## Begin DATA LISTING

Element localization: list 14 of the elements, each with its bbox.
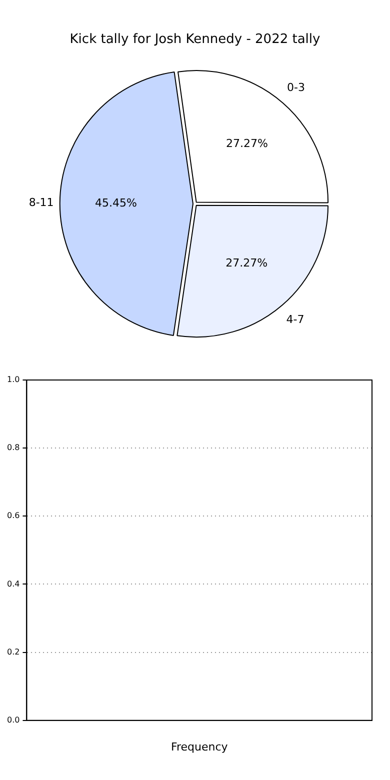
y-tick-label: 0.8 [6, 443, 20, 452]
chart-title: Kick tally for Josh Kennedy - 2022 tally [70, 32, 321, 48]
y-tick-label: 0.6 [6, 511, 20, 520]
y-tick-label: 0.0 [6, 715, 20, 724]
data-label: 27.27% [226, 256, 268, 270]
slice-label: 0-3 [287, 80, 306, 94]
y-tick-label: 0.2 [6, 647, 20, 656]
slice-label: 4-7 [286, 313, 304, 326]
data-label: 27.27% [226, 137, 268, 150]
x-axis-title: Frequency [170, 740, 228, 754]
slice-label: 8-11 [28, 196, 54, 210]
data-label: 45.45% [95, 196, 137, 210]
y-tick-label: 0.4 [6, 579, 20, 588]
y-tick-label: 1.0 [6, 375, 20, 384]
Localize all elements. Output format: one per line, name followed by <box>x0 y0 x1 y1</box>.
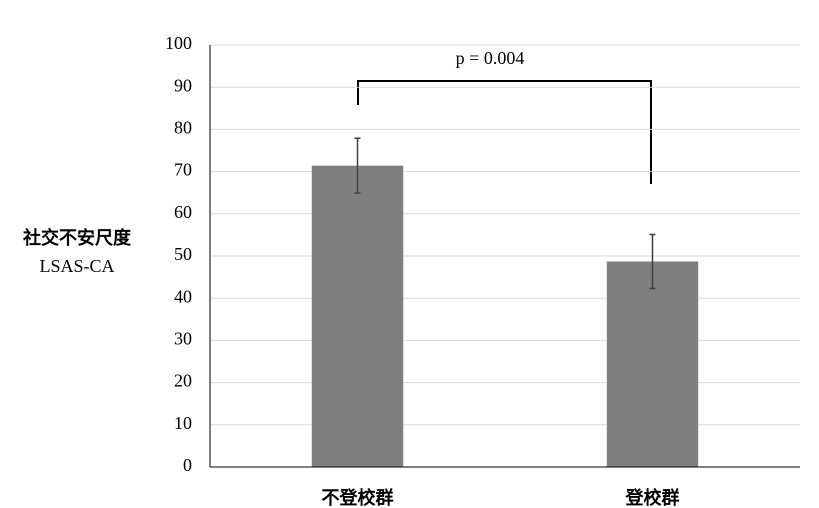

## End DATA LISTING

• _DIRECTIVE_
Reproduce all of the material above with "bbox" switched to "bounding box" and nothing else changed. Omit the pictures.

• _WRITTEN SOLUTION_
Element localization: list 14 of the elements, each with its bounding box.
y-tick-label: 0.8 [6, 443, 20, 452]
chart-title: Kick tally for Josh Kennedy - 2022 tally [70, 32, 321, 48]
y-tick-label: 0.6 [6, 511, 20, 520]
y-tick-label: 0.0 [6, 715, 20, 724]
data-label: 27.27% [226, 256, 268, 270]
slice-label: 0-3 [287, 80, 306, 94]
y-tick-label: 0.2 [6, 647, 20, 656]
slice-label: 4-7 [286, 313, 304, 326]
data-label: 27.27% [226, 137, 268, 150]
x-axis-title: Frequency [170, 740, 228, 754]
slice-label: 8-11 [28, 196, 54, 210]
data-label: 45.45% [95, 196, 137, 210]
y-tick-label: 0.4 [6, 579, 20, 588]
y-tick-label: 1.0 [6, 375, 20, 384]
Localize all elements. Output format: one per line, name followed by <box>x0 y0 x1 y1</box>.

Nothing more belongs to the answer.